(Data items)
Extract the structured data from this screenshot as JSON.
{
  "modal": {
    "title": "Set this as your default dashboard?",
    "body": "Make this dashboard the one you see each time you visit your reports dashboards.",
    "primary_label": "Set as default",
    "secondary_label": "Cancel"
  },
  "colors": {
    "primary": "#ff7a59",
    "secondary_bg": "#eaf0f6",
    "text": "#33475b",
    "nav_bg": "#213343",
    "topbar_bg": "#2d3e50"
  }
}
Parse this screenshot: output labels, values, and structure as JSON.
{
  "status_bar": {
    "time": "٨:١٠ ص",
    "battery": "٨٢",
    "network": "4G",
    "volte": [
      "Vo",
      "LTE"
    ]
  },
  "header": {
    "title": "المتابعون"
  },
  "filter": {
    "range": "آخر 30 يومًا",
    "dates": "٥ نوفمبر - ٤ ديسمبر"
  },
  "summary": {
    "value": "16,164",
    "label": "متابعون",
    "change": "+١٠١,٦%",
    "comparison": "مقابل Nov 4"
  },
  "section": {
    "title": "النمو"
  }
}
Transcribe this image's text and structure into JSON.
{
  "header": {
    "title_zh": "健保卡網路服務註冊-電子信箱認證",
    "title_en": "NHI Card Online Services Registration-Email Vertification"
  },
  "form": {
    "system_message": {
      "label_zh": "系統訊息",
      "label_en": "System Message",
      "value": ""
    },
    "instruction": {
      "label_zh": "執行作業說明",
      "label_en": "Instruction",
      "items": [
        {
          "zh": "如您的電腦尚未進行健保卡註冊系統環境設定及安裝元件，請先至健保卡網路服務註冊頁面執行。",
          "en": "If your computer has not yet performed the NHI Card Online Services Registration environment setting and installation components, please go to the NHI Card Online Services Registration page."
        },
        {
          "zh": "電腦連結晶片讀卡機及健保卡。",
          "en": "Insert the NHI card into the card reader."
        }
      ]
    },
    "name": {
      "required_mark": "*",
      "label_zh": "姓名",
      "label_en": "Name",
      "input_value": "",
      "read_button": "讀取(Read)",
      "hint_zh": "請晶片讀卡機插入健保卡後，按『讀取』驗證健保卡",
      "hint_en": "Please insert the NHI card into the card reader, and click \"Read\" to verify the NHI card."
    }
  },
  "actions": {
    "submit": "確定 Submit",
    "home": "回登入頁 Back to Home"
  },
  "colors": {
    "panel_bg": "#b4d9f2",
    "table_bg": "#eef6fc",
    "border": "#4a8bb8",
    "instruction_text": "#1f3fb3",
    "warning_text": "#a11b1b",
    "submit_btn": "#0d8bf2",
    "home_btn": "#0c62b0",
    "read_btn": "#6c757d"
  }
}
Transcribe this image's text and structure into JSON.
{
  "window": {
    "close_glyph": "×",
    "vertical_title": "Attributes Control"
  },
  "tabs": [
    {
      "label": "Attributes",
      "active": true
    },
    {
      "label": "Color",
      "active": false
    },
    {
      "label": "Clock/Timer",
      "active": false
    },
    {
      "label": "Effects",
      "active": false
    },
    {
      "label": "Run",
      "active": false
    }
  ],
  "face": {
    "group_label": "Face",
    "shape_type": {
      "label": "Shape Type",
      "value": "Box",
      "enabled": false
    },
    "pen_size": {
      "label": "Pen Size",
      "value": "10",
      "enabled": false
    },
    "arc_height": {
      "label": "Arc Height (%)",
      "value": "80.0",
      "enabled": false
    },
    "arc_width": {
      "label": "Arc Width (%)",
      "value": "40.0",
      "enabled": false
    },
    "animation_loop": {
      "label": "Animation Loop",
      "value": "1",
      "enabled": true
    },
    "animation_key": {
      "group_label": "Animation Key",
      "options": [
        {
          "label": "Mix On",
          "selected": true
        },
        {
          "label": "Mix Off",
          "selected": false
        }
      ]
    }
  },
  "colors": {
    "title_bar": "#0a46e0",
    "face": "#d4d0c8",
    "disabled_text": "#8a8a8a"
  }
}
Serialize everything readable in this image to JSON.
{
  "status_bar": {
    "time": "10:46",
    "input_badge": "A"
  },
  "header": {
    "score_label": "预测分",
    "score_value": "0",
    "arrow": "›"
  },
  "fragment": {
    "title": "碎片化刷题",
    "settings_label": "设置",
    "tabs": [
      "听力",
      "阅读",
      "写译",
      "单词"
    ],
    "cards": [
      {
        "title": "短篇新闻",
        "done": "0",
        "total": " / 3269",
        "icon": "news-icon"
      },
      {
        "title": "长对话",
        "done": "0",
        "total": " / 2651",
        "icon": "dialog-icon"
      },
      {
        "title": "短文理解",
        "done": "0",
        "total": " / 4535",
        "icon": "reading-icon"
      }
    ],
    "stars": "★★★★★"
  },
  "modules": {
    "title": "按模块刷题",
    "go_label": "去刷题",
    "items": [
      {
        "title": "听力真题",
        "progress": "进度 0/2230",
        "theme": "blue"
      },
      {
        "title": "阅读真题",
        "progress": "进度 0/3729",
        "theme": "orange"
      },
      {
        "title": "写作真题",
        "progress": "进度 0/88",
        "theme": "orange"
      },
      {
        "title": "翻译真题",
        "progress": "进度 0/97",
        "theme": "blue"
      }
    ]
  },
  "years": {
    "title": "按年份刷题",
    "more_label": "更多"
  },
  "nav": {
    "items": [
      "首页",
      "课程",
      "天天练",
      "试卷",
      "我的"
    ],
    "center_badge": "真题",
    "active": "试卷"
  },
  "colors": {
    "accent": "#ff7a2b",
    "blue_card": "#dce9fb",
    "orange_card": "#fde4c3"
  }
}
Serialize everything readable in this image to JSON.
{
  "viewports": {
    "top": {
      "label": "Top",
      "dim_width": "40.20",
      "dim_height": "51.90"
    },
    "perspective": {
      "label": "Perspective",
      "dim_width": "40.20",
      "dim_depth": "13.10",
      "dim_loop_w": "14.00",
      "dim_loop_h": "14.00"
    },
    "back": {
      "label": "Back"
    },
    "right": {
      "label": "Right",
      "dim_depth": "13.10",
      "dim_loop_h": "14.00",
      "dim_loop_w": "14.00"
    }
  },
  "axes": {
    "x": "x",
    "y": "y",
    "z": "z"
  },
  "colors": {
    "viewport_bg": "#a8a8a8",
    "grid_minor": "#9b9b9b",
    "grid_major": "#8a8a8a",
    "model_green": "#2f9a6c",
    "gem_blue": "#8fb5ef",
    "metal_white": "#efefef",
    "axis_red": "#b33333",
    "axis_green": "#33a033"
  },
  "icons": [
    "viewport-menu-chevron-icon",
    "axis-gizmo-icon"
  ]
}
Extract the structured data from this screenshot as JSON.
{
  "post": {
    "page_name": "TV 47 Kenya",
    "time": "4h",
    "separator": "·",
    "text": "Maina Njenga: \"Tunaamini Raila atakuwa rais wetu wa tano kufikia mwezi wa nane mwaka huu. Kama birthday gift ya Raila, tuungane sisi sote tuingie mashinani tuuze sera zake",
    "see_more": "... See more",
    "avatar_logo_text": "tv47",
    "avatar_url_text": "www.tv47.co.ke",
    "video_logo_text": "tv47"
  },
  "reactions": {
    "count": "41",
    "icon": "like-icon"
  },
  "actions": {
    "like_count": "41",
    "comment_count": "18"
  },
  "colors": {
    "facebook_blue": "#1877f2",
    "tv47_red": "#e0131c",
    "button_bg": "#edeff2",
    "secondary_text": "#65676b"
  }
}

Aim of the task:
Type out the whole listing above again, exactly as it stands.

Output:
Extract the structured data from this screenshot as JSON.
{
  "modal": {
    "title": "Set this as your default dashboard?",
    "body": "Make this dashboard the one you see each time you visit your reports dashboards.",
    "primary_label": "Set as default",
    "secondary_label": "Cancel"
  },
  "colors": {
    "primary": "#ff7a59",
    "secondary_bg": "#eaf0f6",
    "text": "#33475b",
    "nav_bg": "#213343",
    "topbar_bg": "#2d3e50"
  }
}
Parse this screenshot: output labels, values, and structure as JSON.
{
  "status_bar": {
    "time": "٨:١٠ ص",
    "battery": "٨٢",
    "network": "4G",
    "volte": [
      "Vo",
      "LTE"
    ]
  },
  "header": {
    "title": "المتابعون"
  },
  "filter": {
    "range": "آخر 30 يومًا",
    "dates": "٥ نوفمبر - ٤ ديسمبر"
  },
  "summary": {
    "value": "16,164",
    "label": "متابعون",
    "change": "+١٠١,٦%",
    "comparison": "مقابل Nov 4"
  },
  "section": {
    "title": "النمو"
  }
}
Transcribe this image's text and structure into JSON.
{
  "header": {
    "title_zh": "健保卡網路服務註冊-電子信箱認證",
    "title_en": "NHI Card Online Services Registration-Email Vertification"
  },
  "form": {
    "system_message": {
      "label_zh": "系統訊息",
      "label_en": "System Message",
      "value": ""
    },
    "instruction": {
      "label_zh": "執行作業說明",
      "label_en": "Instruction",
      "items": [
        {
          "zh": "如您的電腦尚未進行健保卡註冊系統環境設定及安裝元件，請先至健保卡網路服務註冊頁面執行。",
          "en": "If your computer has not yet performed the NHI Card Online Services Registration environment setting and installation components, please go to the NHI Card Online Services Registration page."
        },
        {
          "zh": "電腦連結晶片讀卡機及健保卡。",
          "en": "Insert the NHI card into the card reader."
        }
      ]
    },
    "name": {
      "required_mark": "*",
      "label_zh": "姓名",
      "label_en": "Name",
      "input_value": "",
      "read_button": "讀取(Read)",
      "hint_zh": "請晶片讀卡機插入健保卡後，按『讀取』驗證健保卡",
      "hint_en": "Please insert the NHI card into the card reader, and click \"Read\" to verify the NHI card."
    }
  },
  "actions": {
    "submit": "確定 Submit",
    "home": "回登入頁 Back to Home"
  },
  "colors": {
    "panel_bg": "#b4d9f2",
    "table_bg": "#eef6fc",
    "border": "#4a8bb8",
    "instruction_text": "#1f3fb3",
    "warning_text": "#a11b1b",
    "submit_btn": "#0d8bf2",
    "home_btn": "#0c62b0",
    "read_btn": "#6c757d"
  }
}
Transcribe this image's text and structure into JSON.
{
  "window": {
    "close_glyph": "×",
    "vertical_title": "Attributes Control"
  },
  "tabs": [
    {
      "label": "Attributes",
      "active": true
    },
    {
      "label": "Color",
      "active": false
    },
    {
      "label": "Clock/Timer",
      "active": false
    },
    {
      "label": "Effects",
      "active": false
    },
    {
      "label": "Run",
      "active": false
    }
  ],
  "face": {
    "group_label": "Face",
    "shape_type": {
      "label": "Shape Type",
      "value": "Box",
      "enabled": false
    },
    "pen_size": {
      "label": "Pen Size",
      "value": "10",
      "enabled": false
    },
    "arc_height": {
      "label": "Arc Height (%)",
      "value": "80.0",
      "enabled": false
    },
    "arc_width": {
      "label": "Arc Width (%)",
      "value": "40.0",
      "enabled": false
    },
    "animation_loop": {
      "label": "Animation Loop",
      "value": "1",
      "enabled": true
    },
    "animation_key": {
      "group_label": "Animation Key",
      "options": [
        {
          "label": "Mix On",
          "selected": true
        },
        {
          "label": "Mix Off",
          "selected": false
        }
      ]
    }
  },
  "colors": {
    "title_bar": "#0a46e0",
    "face": "#d4d0c8",
    "disabled_text": "#8a8a8a"
  }
}
Serialize everything readable in this image to JSON.
{
  "status_bar": {
    "time": "10:46",
    "input_badge": "A"
  },
  "header": {
    "score_label": "预测分",
    "score_value": "0",
    "arrow": "›"
  },
  "fragment": {
    "title": "碎片化刷题",
    "settings_label": "设置",
    "tabs": [
      "听力",
      "阅读",
      "写译",
      "单词"
    ],
    "cards": [
      {
        "title": "短篇新闻",
        "done": "0",
        "total": " / 3269",
        "icon": "news-icon"
      },
      {
        "title": "长对话",
        "done": "0",
        "total": " / 2651",
        "icon": "dialog-icon"
      },
      {
        "title": "短文理解",
        "done": "0",
        "total": " / 4535",
        "icon": "reading-icon"
      }
    ],
    "stars": "★★★★★"
  },
  "modules": {
    "title": "按模块刷题",
    "go_label": "去刷题",
    "items": [
      {
        "title": "听力真题",
        "progress": "进度 0/2230",
        "theme": "blue"
      },
      {
        "title": "阅读真题",
        "progress": "进度 0/3729",
        "theme": "orange"
      },
      {
        "title": "写作真题",
        "progress": "进度 0/88",
        "theme": "orange"
      },
      {
        "title": "翻译真题",
        "progress": "进度 0/97",
        "theme": "blue"
      }
    ]
  },
  "years": {
    "title": "按年份刷题",
    "more_label": "更多"
  },
  "nav": {
    "items": [
      "首页",
      "课程",
      "天天练",
      "试卷",
      "我的"
    ],
    "center_badge": "真题",
    "active": "试卷"
  },
  "colors": {
    "accent": "#ff7a2b",
    "blue_card": "#dce9fb",
    "orange_card": "#fde4c3"
  }
}
Serialize everything readable in this image to JSON.
{
  "viewports": {
    "top": {
      "label": "Top",
      "dim_width": "40.20",
      "dim_height": "51.90"
    },
    "perspective": {
      "label": "Perspective",
      "dim_width": "40.20",
      "dim_depth": "13.10",
      "dim_loop_w": "14.00",
      "dim_loop_h": "14.00"
    },
    "back": {
      "label": "Back"
    },
    "right": {
      "label": "Right",
      "dim_depth": "13.10",
      "dim_loop_h": "14.00",
      "dim_loop_w": "14.00"
    }
  },
  "axes": {
    "x": "x",
    "y": "y",
    "z": "z"
  },
  "colors": {
    "viewport_bg": "#a8a8a8",
    "grid_minor": "#9b9b9b",
    "grid_major": "#8a8a8a",
    "model_green": "#2f9a6c",
    "gem_blue": "#8fb5ef",
    "metal_white": "#efefef",
    "axis_red": "#b33333",
    "axis_green": "#33a033"
  },
  "icons": [
    "viewport-menu-chevron-icon",
    "axis-gizmo-icon"
  ]
}
Extract the structured data from this screenshot as JSON.
{
  "post": {
    "page_name": "TV 47 Kenya",
    "time": "4h",
    "separator": "·",
    "text": "Maina Njenga: \"Tunaamini Raila atakuwa rais wetu wa tano kufikia mwezi wa nane mwaka huu. Kama birthday gift ya Raila, tuungane sisi sote tuingie mashinani tuuze sera zake",
    "see_more": "... See more",
    "avatar_logo_text": "tv47",
    "avatar_url_text": "www.tv47.co.ke",
    "video_logo_text": "tv47"
  },
  "reactions": {
    "count": "41",
    "icon": "like-icon"
  },
  "actions": {
    "like_count": "41",
    "comment_count": "18"
  },
  "colors": {
    "facebook_blue": "#1877f2",
    "tv47_red": "#e0131c",
    "button_bg": "#edeff2",
    "secondary_text": "#65676b"
  }
}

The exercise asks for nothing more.